Problem description: Images are excluded; otherwise, output every record exactly.

•••

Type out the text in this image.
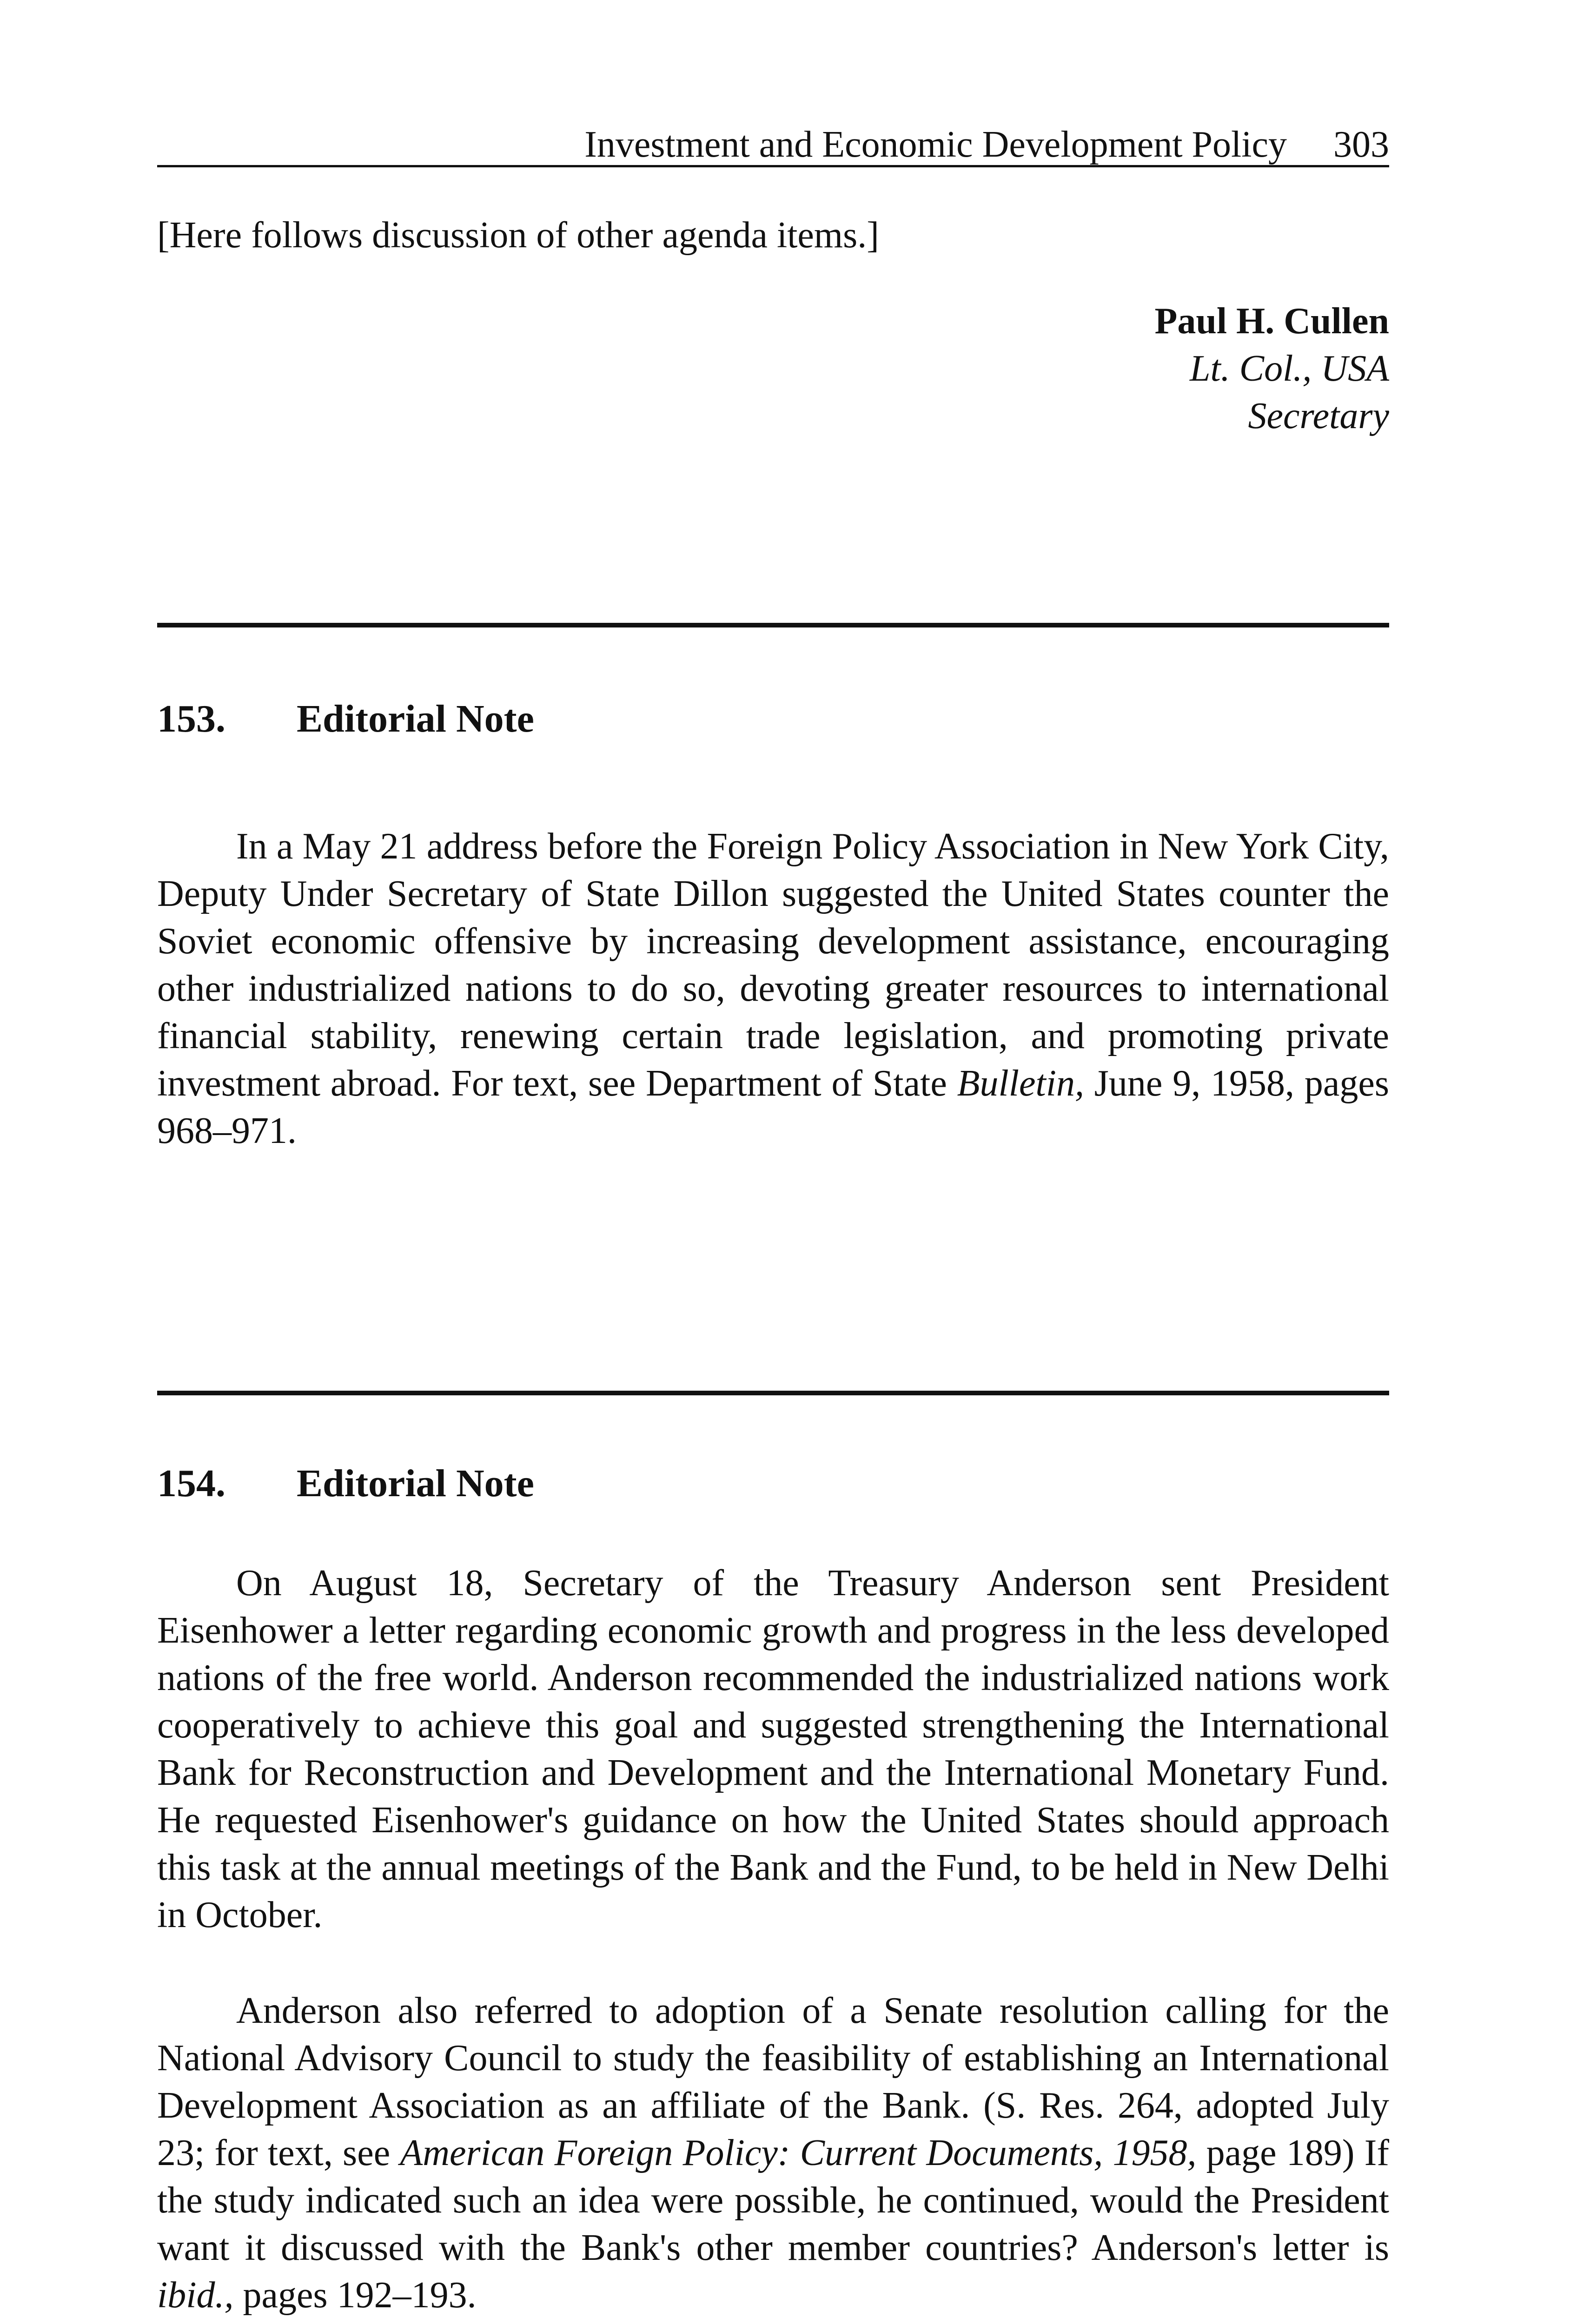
Investment and Economic Development Policy 303

[Here follows discussion of other agenda items.]

Paul H. Cullen
Lt. Col., USA
Secretary
153. Editorial Note

In a May 21 address before the Foreign Policy Association in New York City, Deputy Under Secretary of State Dillon suggested the United States counter the Soviet economic offensive by increasing development assistance, encouraging other industrialized nations to do so, devoting greater resources to international financial stability, renewing certain trade legislation, and promoting private investment abroad. For text, see Department of State Bulletin, June 9, 1958, pages 968–971.

154. Editorial Note

On August 18, Secretary of the Treasury Anderson sent President Eisenhower a letter regarding economic growth and progress in the less developed nations of the free world. Anderson recommended the industrialized nations work cooperatively to achieve this goal and suggested strengthening the International Bank for Reconstruction and Development and the International Monetary Fund. He requested Eisenhower's guidance on how the United States should approach this task at the annual meetings of the Bank and the Fund, to be held in New Delhi in October.

Anderson also referred to adoption of a Senate resolution calling for the National Advisory Council to study the feasibility of establishing an International Development Association as an affiliate of the Bank. (S. Res. 264, adopted July 23; for text, see American Foreign Policy: Current Documents, 1958, page 189) If the study indicated such an idea were possible, he continued, would the President want it discussed with the Bank's other member countries? Anderson's letter is ibid., pages 192–193.
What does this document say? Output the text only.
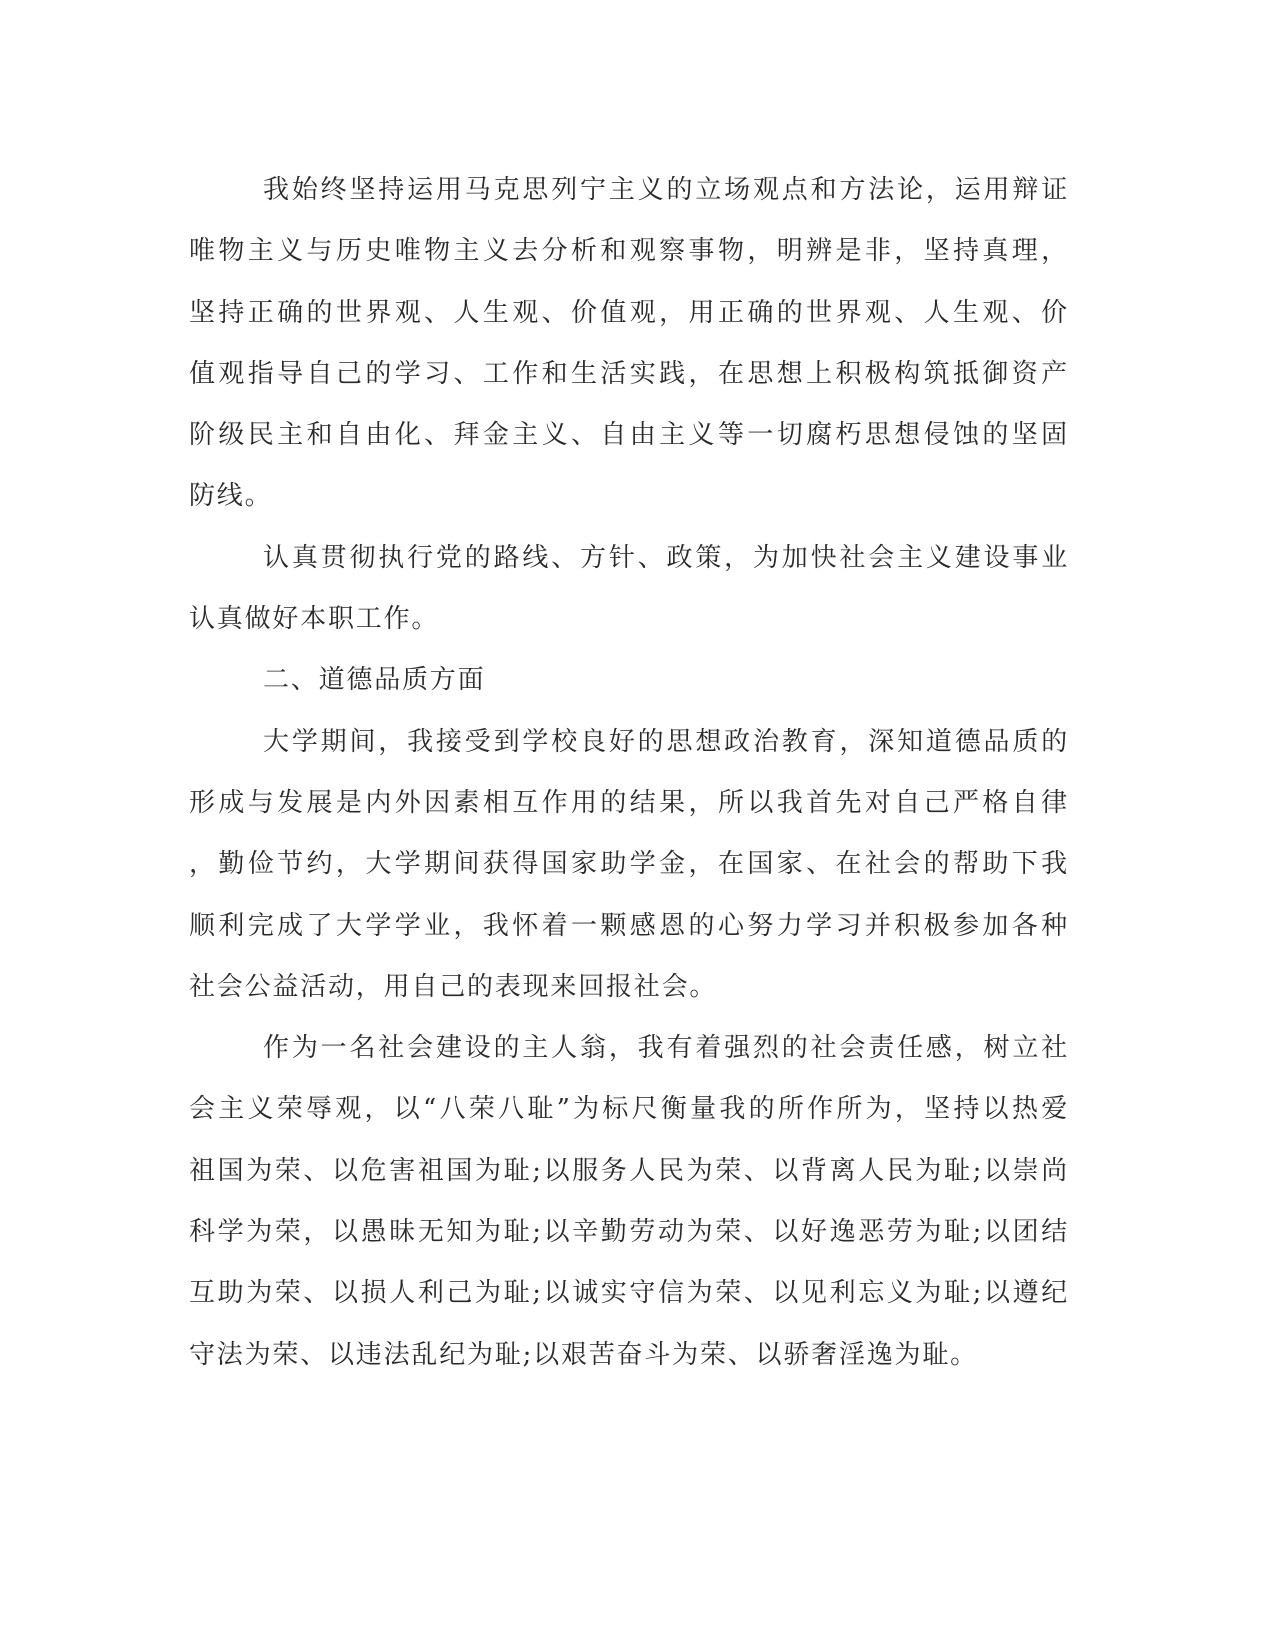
我始终坚持运用马克思列宁主义的立场观点和方法论，运用辩证
唯物主义与历史唯物主义去分析和观察事物，明辨是非，坚持真理，
坚持正确的世界观、人生观、价值观，用正确的世界观、人生观、价
值观指导自己的学习、工作和生活实践，在思想上积极构筑抵御资产
阶级民主和自由化、拜金主义、自由主义等一切腐朽思想侵蚀的坚固
防线。
认真贯彻执行党的路线、方针、政策，为加快社会主义建设事业
认真做好本职工作。
二、道德品质方面
大学期间，我接受到学校良好的思想政治教育，深知道德品质的
形成与发展是内外因素相互作用的结果，所以我首先对自己严格自律
，勤俭节约，大学期间获得国家助学金，在国家、在社会的帮助下我
顺利完成了大学学业，我怀着一颗感恩的心努力学习并积极参加各种
社会公益活动，用自己的表现来回报社会。
作为一名社会建设的主人翁，我有着强烈的社会责任感，树立社
会主义荣辱观，以“八荣八耻”为标尺衡量我的所作所为，坚持以热爱
祖国为荣、以危害祖国为耻;以服务人民为荣、以背离人民为耻;以崇尚
科学为荣，以愚昧无知为耻;以辛勤劳动为荣、以好逸恶劳为耻;以团结
互助为荣、以损人利己为耻;以诚实守信为荣、以见利忘义为耻;以遵纪
守法为荣、以违法乱纪为耻;以艰苦奋斗为荣、以骄奢淫逸为耻。
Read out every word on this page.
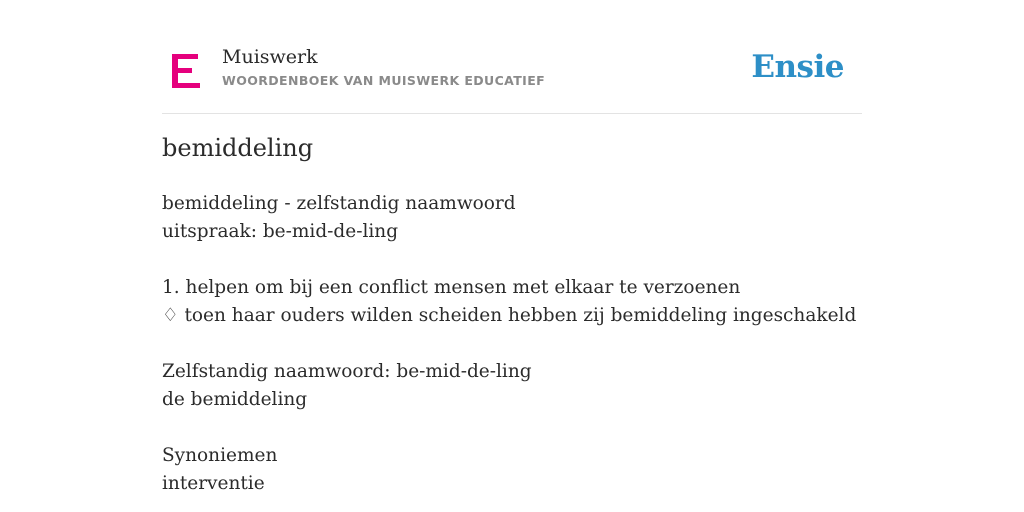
Muiswerk
WOORDENBOEK VAN MUISWERK EDUCATIEF	Ensie
bemiddeling
bemiddeling - zelfstandig naamwoord
uitspraak: be-mid-de-ling
1. helpen om bij een conflict mensen met elkaar te verzoenen
♢ toen haar ouders wilden scheiden hebben zij bemiddeling ingeschakeld
Zelfstandig naamwoord: be-mid-de-ling
de bemiddeling
Synoniemen
interventie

•••

Response:
Type out the text in this image.
Investment and Economic Development Policy 303

[Here follows discussion of other agenda items.]

Paul H. Cullen
Lt. Col., USA
Secretary
153. Editorial Note

In a May 21 address before the Foreign Policy Association in New York City, Deputy Under Secretary of State Dillon suggested the United States counter the Soviet economic offensive by increasing development assistance, encouraging other industrialized nations to do so, devoting greater resources to international financial stability, renewing certain trade legislation, and promoting private investment abroad. For text, see Department of State Bulletin, June 9, 1958, pages 968–971.

154. Editorial Note

On August 18, Secretary of the Treasury Anderson sent President Eisenhower a letter regarding economic growth and progress in the less developed nations of the free world. Anderson recommended the industrialized nations work cooperatively to achieve this goal and suggested strengthening the International Bank for Reconstruction and Development and the International Monetary Fund. He requested Eisenhower's guidance on how the United States should approach this task at the annual meetings of the Bank and the Fund, to be held in New Delhi in October.

Anderson also referred to adoption of a Senate resolution calling for the National Advisory Council to study the feasibility of establishing an International Development Association as an affiliate of the Bank. (S. Res. 264, adopted July 23; for text, see American Foreign Policy: Current Documents, 1958, page 189) If the study indicated such an idea were possible, he continued, would the President want it discussed with the Bank's other member countries? Anderson's letter is ibid., pages 192–193.
What does this document say? Output the text only.
我始终坚持运用马克思列宁主义的立场观点和方法论，运用辩证
唯物主义与历史唯物主义去分析和观察事物，明辨是非，坚持真理，
坚持正确的世界观、人生观、价值观，用正确的世界观、人生观、价
值观指导自己的学习、工作和生活实践，在思想上积极构筑抵御资产
阶级民主和自由化、拜金主义、自由主义等一切腐朽思想侵蚀的坚固
防线。
认真贯彻执行党的路线、方针、政策，为加快社会主义建设事业
认真做好本职工作。
二、道德品质方面
大学期间，我接受到学校良好的思想政治教育，深知道德品质的
形成与发展是内外因素相互作用的结果，所以我首先对自己严格自律
，勤俭节约，大学期间获得国家助学金，在国家、在社会的帮助下我
顺利完成了大学学业，我怀着一颗感恩的心努力学习并积极参加各种
社会公益活动，用自己的表现来回报社会。
作为一名社会建设的主人翁，我有着强烈的社会责任感，树立社
会主义荣辱观，以“八荣八耻”为标尺衡量我的所作所为，坚持以热爱
祖国为荣、以危害祖国为耻;以服务人民为荣、以背离人民为耻;以崇尚
科学为荣，以愚昧无知为耻;以辛勤劳动为荣、以好逸恶劳为耻;以团结
互助为荣、以损人利己为耻;以诚实守信为荣、以见利忘义为耻;以遵纪
守法为荣、以违法乱纪为耻;以艰苦奋斗为荣、以骄奢淫逸为耻。
Read out every word on this page.
Muiswerk
WOORDENBOEK VAN MUISWERK EDUCATIEF	Ensie
bemiddeling
bemiddeling - zelfstandig naamwoord
uitspraak: be-mid-de-ling
1. helpen om bij een conflict mensen met elkaar te verzoenen
♢ toen haar ouders wilden scheiden hebben zij bemiddeling ingeschakeld
Zelfstandig naamwoord: be-mid-de-ling
de bemiddeling
Synoniemen
interventie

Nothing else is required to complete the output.